--- RECORDS ---

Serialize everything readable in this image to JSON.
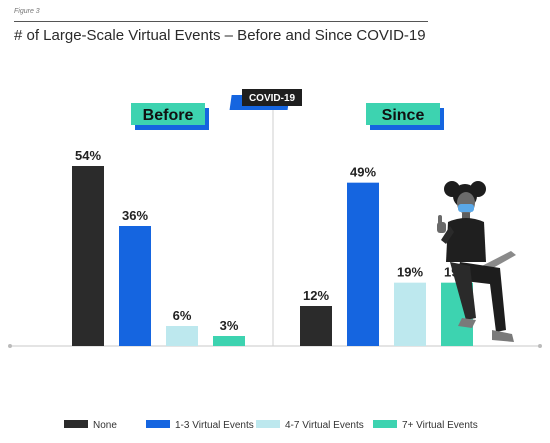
{
  "figure_label": "Figure 3",
  "colors": {
    "None": "#2b2b2b",
    "1-3 Virtual Events": "#1565e0",
    "4-7 Virtual Events": "#bde8ee",
    "7+ Virtual Events": "#3dd3b0",
    "panel_badge": "#3dd3b0",
    "panel_badge_shadow": "#1565e0",
    "divider_badge": "#1f1f1f"
  },
  "chart_data": {
    "type": "bar",
    "title": "# of Large-Scale Virtual Events – Before and Since COVID-19",
    "divider_label": "COVID-19",
    "categories": [
      "None",
      "1-3 Virtual Events",
      "4-7 Virtual Events",
      "7+ Virtual Events"
    ],
    "series": [
      {
        "name": "Before",
        "values": [
          54,
          36,
          6,
          3
        ],
        "labels": [
          "54%",
          "36%",
          "6%",
          "3%"
        ]
      },
      {
        "name": "Since",
        "values": [
          12,
          49,
          19,
          19
        ],
        "labels": [
          "12%",
          "49%",
          "19%",
          "19%"
        ]
      }
    ],
    "ylim": [
      0,
      60
    ],
    "grid": false,
    "legend": {
      "position": "bottom",
      "entries": [
        "None",
        "1-3 Virtual Events",
        "4-7 Virtual Events",
        "7+ Virtual Events"
      ]
    },
    "xlabel": "",
    "ylabel": ""
  },
  "illustration": "woman-thumbs-up-laptop"
}
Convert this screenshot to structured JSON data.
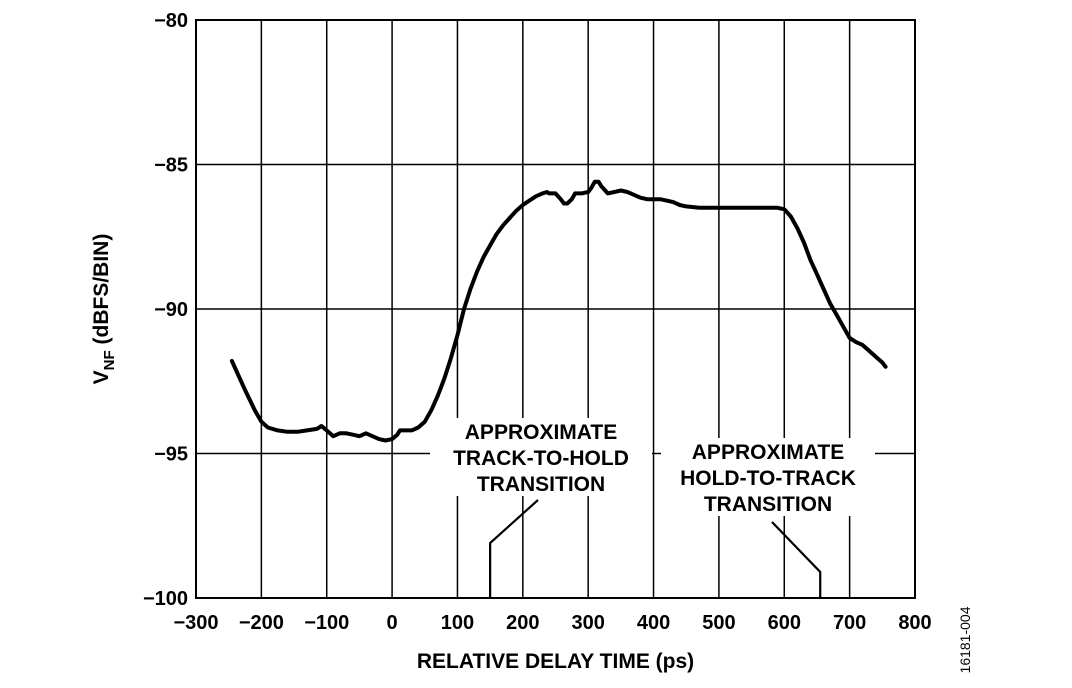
{
  "chart_data": {
    "type": "line",
    "xlabel": "RELATIVE DELAY TIME (ps)",
    "ylabel_main": "V",
    "ylabel_sub": "NF",
    "ylabel_rest": " (dBFS/BIN)",
    "xlim": [
      -300,
      800
    ],
    "ylim": [
      -100,
      -80
    ],
    "x_ticks": [
      -300,
      -200,
      -100,
      0,
      100,
      200,
      300,
      400,
      500,
      600,
      700,
      800
    ],
    "x_tick_labels": [
      "−300",
      "−200",
      "−100",
      "0",
      "100",
      "200",
      "300",
      "400",
      "500",
      "600",
      "700",
      "800"
    ],
    "y_ticks": [
      -80,
      -85,
      -90,
      -95,
      -100
    ],
    "y_tick_labels": [
      "−80",
      "−85",
      "−90",
      "−95",
      "−100"
    ],
    "grid": true,
    "series": [
      {
        "x": [
          -245,
          -225,
          -210,
          -200,
          -190,
          -175,
          -160,
          -145,
          -130,
          -115,
          -108,
          -100,
          -90,
          -80,
          -70,
          -60,
          -50,
          -40,
          -30,
          -20,
          -10,
          0,
          8,
          12,
          20,
          30,
          40,
          50,
          60,
          70,
          80,
          90,
          100,
          110,
          120,
          130,
          140,
          150,
          160,
          170,
          180,
          190,
          200,
          210,
          220,
          230,
          237,
          240,
          250,
          258,
          263,
          268,
          275,
          280,
          290,
          300,
          305,
          310,
          316,
          320,
          330,
          340,
          350,
          360,
          370,
          380,
          390,
          400,
          410,
          420,
          430,
          440,
          450,
          470,
          500,
          530,
          560,
          580,
          590,
          600,
          610,
          620,
          630,
          640,
          650,
          660,
          670,
          680,
          690,
          700,
          710,
          720,
          730,
          740,
          750,
          755
        ],
        "y": [
          -91.8,
          -92.8,
          -93.5,
          -93.9,
          -94.1,
          -94.2,
          -94.25,
          -94.25,
          -94.2,
          -94.15,
          -94.05,
          -94.2,
          -94.4,
          -94.3,
          -94.3,
          -94.35,
          -94.4,
          -94.3,
          -94.4,
          -94.5,
          -94.55,
          -94.5,
          -94.35,
          -94.2,
          -94.2,
          -94.2,
          -94.1,
          -93.9,
          -93.5,
          -93.0,
          -92.4,
          -91.7,
          -90.9,
          -90.0,
          -89.3,
          -88.7,
          -88.2,
          -87.8,
          -87.4,
          -87.1,
          -86.85,
          -86.6,
          -86.4,
          -86.25,
          -86.1,
          -86.0,
          -85.95,
          -86.0,
          -86.0,
          -86.2,
          -86.35,
          -86.35,
          -86.2,
          -86.0,
          -86.0,
          -85.95,
          -85.8,
          -85.6,
          -85.6,
          -85.75,
          -86.0,
          -85.95,
          -85.9,
          -85.95,
          -86.05,
          -86.15,
          -86.2,
          -86.2,
          -86.2,
          -86.25,
          -86.3,
          -86.4,
          -86.45,
          -86.5,
          -86.5,
          -86.5,
          -86.5,
          -86.5,
          -86.5,
          -86.55,
          -86.8,
          -87.2,
          -87.7,
          -88.3,
          -88.8,
          -89.3,
          -89.8,
          -90.2,
          -90.6,
          -91.0,
          -91.15,
          -91.25,
          -91.45,
          -91.65,
          -91.85,
          -92.0
        ]
      }
    ],
    "annotations": [
      {
        "lines": [
          "APPROXIMATE",
          "TRACK-TO-HOLD",
          "TRANSITION"
        ],
        "x": 150
      },
      {
        "lines": [
          "APPROXIMATE",
          "HOLD-TO-TRACK",
          "TRANSITION"
        ],
        "x": 655
      }
    ],
    "figure_id": "16181-004"
  }
}
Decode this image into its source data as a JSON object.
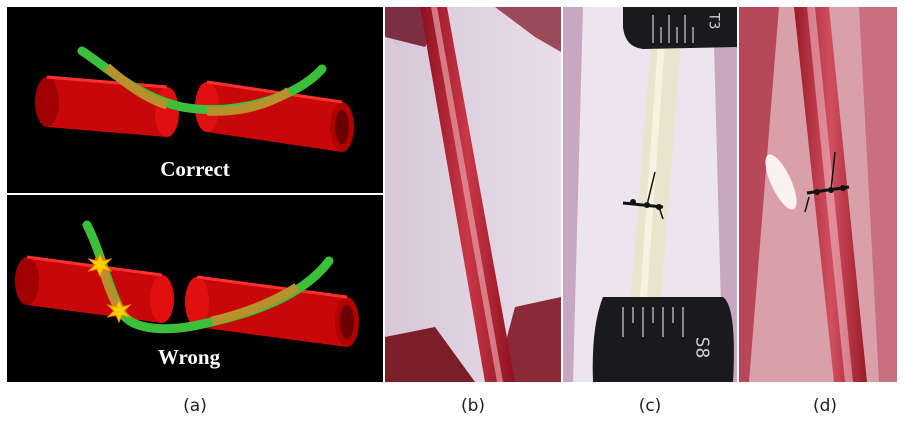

---

TO BE DONE: Every line above that contains the word "xlabel" should be reported.

RESULT FOR THIS TASK:
    "xlabel": "",
    "xlabel": "RELATIVE DELAY TIME (ps)",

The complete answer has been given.